_Data listing:_
------------
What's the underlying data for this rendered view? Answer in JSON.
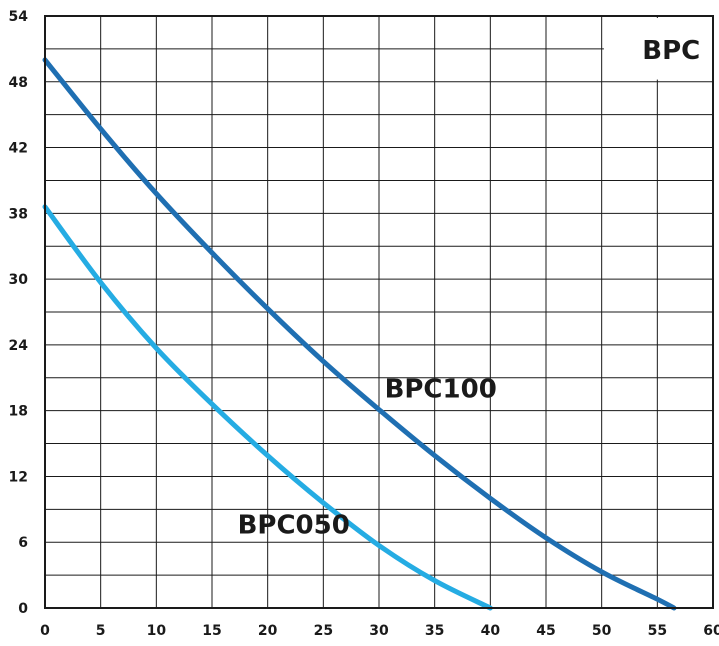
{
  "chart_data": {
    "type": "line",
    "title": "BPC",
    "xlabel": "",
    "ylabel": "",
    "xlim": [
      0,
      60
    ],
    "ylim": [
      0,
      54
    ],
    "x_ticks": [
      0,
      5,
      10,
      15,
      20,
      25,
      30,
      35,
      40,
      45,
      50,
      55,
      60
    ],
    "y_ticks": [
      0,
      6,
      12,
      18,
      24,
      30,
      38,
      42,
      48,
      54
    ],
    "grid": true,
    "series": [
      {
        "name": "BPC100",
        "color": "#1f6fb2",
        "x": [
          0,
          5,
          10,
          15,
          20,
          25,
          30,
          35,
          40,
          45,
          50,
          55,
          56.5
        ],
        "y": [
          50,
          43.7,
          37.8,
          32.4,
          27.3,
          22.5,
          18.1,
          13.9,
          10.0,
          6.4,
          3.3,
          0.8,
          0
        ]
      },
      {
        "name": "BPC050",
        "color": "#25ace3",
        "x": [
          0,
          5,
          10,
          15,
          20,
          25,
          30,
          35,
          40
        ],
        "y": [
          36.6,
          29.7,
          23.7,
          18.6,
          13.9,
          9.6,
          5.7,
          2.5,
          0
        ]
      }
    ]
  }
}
------------
_What you will do:_ Write out the material above again, word for word, minus its pictures.

_Task response:_
What's the underlying data for this rendered view? Answer in JSON.
{
  "chart_data": {
    "type": "line",
    "title": "BPC",
    "xlabel": "",
    "ylabel": "",
    "xlim": [
      0,
      60
    ],
    "ylim": [
      0,
      54
    ],
    "x_ticks": [
      0,
      5,
      10,
      15,
      20,
      25,
      30,
      35,
      40,
      45,
      50,
      55,
      60
    ],
    "y_ticks": [
      0,
      6,
      12,
      18,
      24,
      30,
      38,
      42,
      48,
      54
    ],
    "grid": true,
    "series": [
      {
        "name": "BPC100",
        "color": "#1f6fb2",
        "x": [
          0,
          5,
          10,
          15,
          20,
          25,
          30,
          35,
          40,
          45,
          50,
          55,
          56.5
        ],
        "y": [
          50,
          43.7,
          37.8,
          32.4,
          27.3,
          22.5,
          18.1,
          13.9,
          10.0,
          6.4,
          3.3,
          0.8,
          0
        ]
      },
      {
        "name": "BPC050",
        "color": "#25ace3",
        "x": [
          0,
          5,
          10,
          15,
          20,
          25,
          30,
          35,
          40
        ],
        "y": [
          36.6,
          29.7,
          23.7,
          18.6,
          13.9,
          9.6,
          5.7,
          2.5,
          0
        ]
      }
    ]
  }
}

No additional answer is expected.